• GIVEN DATA:

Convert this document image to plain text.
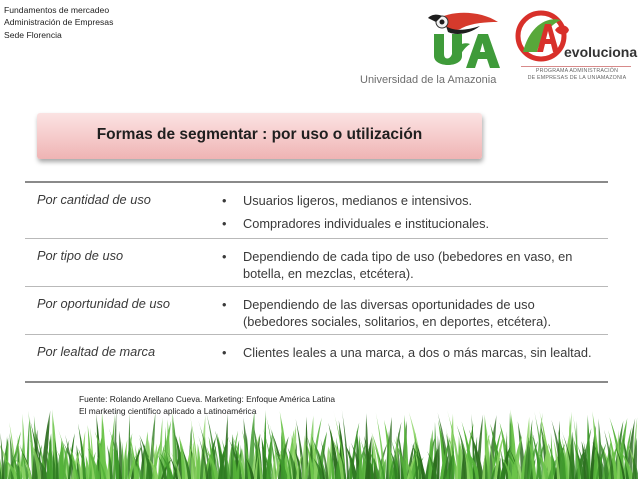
Fundamentos de mercadeo
Administración de Empresas
Sede Florencia
Universidad de la Amazonia
evoluciona
PROGRAMA ADMINISTRACIÓN
DE EMPRESAS DE LA UNIAMAZONIA
Formas de segmentar : por uso o utilización
Por cantidad de uso	• Usuarios ligeros, medianos e intensivos.
• Compradores individuales e institucionales.
Por tipo de uso	• Dependiendo de cada tipo de uso (bebedores en vaso, en botella, en mezclas, etcétera).
Por oportunidad de uso	• Dependiendo de las diversas oportunidades de uso (bebedores sociales, solitarios, en deportes, etcétera).
Por lealtad de marca	• Clientes leales a una marca, a dos o más marcas, sin lealtad.
Fuente: Rolando Arellano Cueva. Marketing: Enfoque América Latina
El marketing científico aplicado a Latinoamérica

• INSTRUCTIONS TO FOLLOW:
Go over the records above and tally each line that includes "etcétera". Give the total by itself.

• PROBLEM SOLUTION:
2